■ Instructions to follow
Go through the records underneath and write each one out again exactly.
-- BEGIN The records --
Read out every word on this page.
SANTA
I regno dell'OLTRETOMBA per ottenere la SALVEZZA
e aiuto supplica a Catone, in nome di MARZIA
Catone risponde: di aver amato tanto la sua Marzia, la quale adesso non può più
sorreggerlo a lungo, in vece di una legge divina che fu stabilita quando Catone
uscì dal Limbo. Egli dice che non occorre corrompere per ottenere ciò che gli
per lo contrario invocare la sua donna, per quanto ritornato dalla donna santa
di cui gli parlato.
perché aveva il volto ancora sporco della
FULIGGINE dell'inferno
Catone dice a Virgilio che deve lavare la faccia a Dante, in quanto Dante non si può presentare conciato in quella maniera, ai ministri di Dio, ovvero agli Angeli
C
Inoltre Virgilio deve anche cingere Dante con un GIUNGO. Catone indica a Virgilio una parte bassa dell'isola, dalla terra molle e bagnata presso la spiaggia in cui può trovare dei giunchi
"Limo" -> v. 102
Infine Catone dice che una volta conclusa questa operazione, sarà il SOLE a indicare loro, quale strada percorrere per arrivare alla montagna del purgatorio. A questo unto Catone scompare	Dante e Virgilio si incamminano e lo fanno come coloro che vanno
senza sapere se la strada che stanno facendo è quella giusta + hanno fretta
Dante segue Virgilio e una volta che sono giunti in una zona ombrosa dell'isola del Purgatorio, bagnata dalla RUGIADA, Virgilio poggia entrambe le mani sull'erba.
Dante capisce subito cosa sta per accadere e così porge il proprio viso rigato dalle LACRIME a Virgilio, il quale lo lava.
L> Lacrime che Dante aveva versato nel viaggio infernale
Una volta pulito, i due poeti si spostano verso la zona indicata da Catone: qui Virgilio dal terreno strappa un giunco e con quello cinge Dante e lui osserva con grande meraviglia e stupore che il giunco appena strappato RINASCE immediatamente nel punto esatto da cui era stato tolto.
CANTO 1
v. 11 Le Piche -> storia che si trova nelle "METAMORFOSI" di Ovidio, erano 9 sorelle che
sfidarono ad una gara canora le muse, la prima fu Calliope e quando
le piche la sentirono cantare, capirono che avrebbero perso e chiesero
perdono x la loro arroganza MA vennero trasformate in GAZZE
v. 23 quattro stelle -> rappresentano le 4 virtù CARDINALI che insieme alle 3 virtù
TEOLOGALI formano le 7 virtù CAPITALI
-- END The records --
■ Final result
Read out every word on this page.
SANTA
I regno dell'OLTRETOMBA per ottenere la SALVEZZA
e aiuto supplica a Catone, in nome di MARZIA
Catone risponde: di aver amato tanto la sua Marzia, la quale adesso non può più
sorreggerlo a lungo, in vece di una legge divina che fu stabilita quando Catone
uscì dal Limbo. Egli dice che non occorre corrompere per ottenere ciò che gli
per lo contrario invocare la sua donna, per quanto ritornato dalla donna santa
di cui gli parlato.
perché aveva il volto ancora sporco della
FULIGGINE dell'inferno
Catone dice a Virgilio che deve lavare la faccia a Dante, in quanto Dante non si può presentare conciato in quella maniera, ai ministri di Dio, ovvero agli Angeli
C
Inoltre Virgilio deve anche cingere Dante con un GIUNGO. Catone indica a Virgilio una parte bassa dell'isola, dalla terra molle e bagnata presso la spiaggia in cui può trovare dei giunchi
"Limo" -> v. 102
Infine Catone dice che una volta conclusa questa operazione, sarà il SOLE a indicare loro, quale strada percorrere per arrivare alla montagna del purgatorio. A questo unto Catone scompare	Dante e Virgilio si incamminano e lo fanno come coloro che vanno
senza sapere se la strada che stanno facendo è quella giusta + hanno fretta
Dante segue Virgilio e una volta che sono giunti in una zona ombrosa dell'isola del Purgatorio, bagnata dalla RUGIADA, Virgilio poggia entrambe le mani sull'erba.
Dante capisce subito cosa sta per accadere e così porge il proprio viso rigato dalle LACRIME a Virgilio, il quale lo lava.
L> Lacrime che Dante aveva versato nel viaggio infernale
Una volta pulito, i due poeti si spostano verso la zona indicata da Catone: qui Virgilio dal terreno strappa un giunco e con quello cinge Dante e lui osserva con grande meraviglia e stupore che il giunco appena strappato RINASCE immediatamente nel punto esatto da cui era stato tolto.
CANTO 1
v. 11 Le Piche -> storia che si trova nelle "METAMORFOSI" di Ovidio, erano 9 sorelle che
sfidarono ad una gara canora le muse, la prima fu Calliope e quando
le piche la sentirono cantare, capirono che avrebbero perso e chiesero
perdono x la loro arroganza MA vennero trasformate in GAZZE
v. 23 quattro stelle -> rappresentano le 4 virtù CARDINALI che insieme alle 3 virtù
TEOLOGALI formano le 7 virtù CAPITALI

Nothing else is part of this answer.